- _Task details_: Wherever the string "drives" shows up in a line, count that line. Give the total alone.

- _Record extracts_:
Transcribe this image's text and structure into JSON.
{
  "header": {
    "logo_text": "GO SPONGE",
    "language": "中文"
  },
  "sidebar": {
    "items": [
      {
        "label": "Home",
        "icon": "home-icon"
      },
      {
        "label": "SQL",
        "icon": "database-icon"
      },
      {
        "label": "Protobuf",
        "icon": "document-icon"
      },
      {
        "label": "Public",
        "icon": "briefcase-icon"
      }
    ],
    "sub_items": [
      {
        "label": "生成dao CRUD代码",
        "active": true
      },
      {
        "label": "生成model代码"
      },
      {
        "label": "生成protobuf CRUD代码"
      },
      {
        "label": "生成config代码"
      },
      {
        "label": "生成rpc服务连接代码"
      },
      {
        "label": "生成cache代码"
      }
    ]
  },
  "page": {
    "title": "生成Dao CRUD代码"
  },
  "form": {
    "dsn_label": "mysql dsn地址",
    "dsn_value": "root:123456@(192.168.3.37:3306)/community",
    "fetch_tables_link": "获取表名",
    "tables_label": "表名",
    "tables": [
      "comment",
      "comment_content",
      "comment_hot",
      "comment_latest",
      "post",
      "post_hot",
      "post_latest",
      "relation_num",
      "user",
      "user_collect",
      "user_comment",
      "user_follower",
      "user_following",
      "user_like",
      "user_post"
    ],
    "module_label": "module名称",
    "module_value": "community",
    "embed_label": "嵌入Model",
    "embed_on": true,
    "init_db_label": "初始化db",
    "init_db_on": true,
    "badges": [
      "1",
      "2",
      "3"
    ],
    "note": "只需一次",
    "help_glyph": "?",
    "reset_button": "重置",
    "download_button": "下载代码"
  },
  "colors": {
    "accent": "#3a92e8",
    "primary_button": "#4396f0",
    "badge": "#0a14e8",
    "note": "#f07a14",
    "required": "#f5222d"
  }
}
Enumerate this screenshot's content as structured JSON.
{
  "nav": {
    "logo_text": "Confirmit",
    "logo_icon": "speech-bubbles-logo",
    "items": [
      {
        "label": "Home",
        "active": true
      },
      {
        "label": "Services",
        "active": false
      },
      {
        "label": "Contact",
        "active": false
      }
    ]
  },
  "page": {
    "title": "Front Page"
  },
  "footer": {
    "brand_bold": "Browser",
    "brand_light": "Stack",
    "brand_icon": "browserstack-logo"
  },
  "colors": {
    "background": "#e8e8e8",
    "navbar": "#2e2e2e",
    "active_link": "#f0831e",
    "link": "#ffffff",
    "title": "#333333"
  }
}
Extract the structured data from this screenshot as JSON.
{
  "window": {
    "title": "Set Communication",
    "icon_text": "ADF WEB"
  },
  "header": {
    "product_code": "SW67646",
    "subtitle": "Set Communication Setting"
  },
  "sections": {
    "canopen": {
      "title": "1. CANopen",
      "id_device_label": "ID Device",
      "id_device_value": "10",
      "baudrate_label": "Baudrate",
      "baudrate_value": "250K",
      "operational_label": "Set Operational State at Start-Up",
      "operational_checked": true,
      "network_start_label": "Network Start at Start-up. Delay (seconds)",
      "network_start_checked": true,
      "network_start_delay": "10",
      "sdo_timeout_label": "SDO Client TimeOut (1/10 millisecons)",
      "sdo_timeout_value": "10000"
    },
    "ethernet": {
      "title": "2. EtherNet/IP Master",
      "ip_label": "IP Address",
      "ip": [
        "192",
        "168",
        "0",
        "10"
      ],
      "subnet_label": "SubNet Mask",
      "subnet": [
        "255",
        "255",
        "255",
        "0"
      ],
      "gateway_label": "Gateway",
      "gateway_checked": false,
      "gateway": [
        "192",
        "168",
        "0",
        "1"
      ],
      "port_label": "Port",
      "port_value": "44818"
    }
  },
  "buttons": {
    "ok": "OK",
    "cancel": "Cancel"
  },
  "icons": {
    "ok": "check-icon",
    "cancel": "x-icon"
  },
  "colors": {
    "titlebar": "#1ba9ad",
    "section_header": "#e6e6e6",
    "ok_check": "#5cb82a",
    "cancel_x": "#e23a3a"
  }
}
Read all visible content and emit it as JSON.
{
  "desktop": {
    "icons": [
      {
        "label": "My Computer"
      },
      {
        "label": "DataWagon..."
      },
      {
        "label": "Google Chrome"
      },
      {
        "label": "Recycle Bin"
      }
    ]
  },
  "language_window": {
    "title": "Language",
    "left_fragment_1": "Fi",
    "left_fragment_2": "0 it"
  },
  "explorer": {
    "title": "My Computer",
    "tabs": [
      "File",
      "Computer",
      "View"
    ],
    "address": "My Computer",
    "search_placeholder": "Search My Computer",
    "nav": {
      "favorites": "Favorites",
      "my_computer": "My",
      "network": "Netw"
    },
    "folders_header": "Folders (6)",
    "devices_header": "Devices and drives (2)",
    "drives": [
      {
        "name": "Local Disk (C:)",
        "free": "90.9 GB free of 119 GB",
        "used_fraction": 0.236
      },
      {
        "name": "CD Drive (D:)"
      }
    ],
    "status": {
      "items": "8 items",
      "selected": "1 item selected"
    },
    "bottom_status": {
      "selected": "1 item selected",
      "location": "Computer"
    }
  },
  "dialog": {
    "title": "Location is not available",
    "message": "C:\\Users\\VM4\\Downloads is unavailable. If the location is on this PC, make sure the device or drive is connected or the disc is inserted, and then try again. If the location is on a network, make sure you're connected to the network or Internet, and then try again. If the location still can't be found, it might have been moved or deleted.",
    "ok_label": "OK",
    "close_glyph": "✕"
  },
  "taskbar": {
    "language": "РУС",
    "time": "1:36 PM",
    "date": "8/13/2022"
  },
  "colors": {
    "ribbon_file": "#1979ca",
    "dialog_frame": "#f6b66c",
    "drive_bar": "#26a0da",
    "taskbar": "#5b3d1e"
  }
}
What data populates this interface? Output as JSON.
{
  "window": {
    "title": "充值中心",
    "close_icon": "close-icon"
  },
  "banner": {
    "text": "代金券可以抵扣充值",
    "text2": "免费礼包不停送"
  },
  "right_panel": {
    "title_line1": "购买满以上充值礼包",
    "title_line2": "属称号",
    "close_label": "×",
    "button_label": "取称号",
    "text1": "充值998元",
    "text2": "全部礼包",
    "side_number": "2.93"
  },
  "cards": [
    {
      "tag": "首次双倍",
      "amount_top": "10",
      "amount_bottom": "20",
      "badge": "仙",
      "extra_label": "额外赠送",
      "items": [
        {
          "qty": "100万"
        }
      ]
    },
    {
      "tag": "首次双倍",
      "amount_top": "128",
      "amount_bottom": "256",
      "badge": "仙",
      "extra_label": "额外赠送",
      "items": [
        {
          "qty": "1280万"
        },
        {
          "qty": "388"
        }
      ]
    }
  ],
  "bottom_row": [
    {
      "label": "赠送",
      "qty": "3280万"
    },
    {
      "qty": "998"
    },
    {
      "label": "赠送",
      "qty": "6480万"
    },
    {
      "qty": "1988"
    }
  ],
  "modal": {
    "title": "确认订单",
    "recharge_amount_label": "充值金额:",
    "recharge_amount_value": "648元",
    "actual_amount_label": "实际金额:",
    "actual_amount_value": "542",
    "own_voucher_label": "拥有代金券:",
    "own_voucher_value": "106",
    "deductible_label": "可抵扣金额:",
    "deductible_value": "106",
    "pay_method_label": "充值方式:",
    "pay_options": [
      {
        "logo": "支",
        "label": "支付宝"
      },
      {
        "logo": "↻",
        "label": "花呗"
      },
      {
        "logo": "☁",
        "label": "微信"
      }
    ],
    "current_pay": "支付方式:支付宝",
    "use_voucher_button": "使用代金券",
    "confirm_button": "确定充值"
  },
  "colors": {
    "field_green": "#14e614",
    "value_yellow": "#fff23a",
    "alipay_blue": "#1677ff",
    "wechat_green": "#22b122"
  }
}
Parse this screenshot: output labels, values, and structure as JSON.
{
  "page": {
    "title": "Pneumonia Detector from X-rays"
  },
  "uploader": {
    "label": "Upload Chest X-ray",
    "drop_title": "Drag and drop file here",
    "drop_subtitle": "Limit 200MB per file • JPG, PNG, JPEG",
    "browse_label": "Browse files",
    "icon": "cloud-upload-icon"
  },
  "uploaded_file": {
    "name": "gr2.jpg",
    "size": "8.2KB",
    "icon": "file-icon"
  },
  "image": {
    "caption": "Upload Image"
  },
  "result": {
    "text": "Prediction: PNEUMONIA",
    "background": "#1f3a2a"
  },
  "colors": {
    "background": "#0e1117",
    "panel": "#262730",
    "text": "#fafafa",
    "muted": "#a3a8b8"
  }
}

- _Correct result_: 2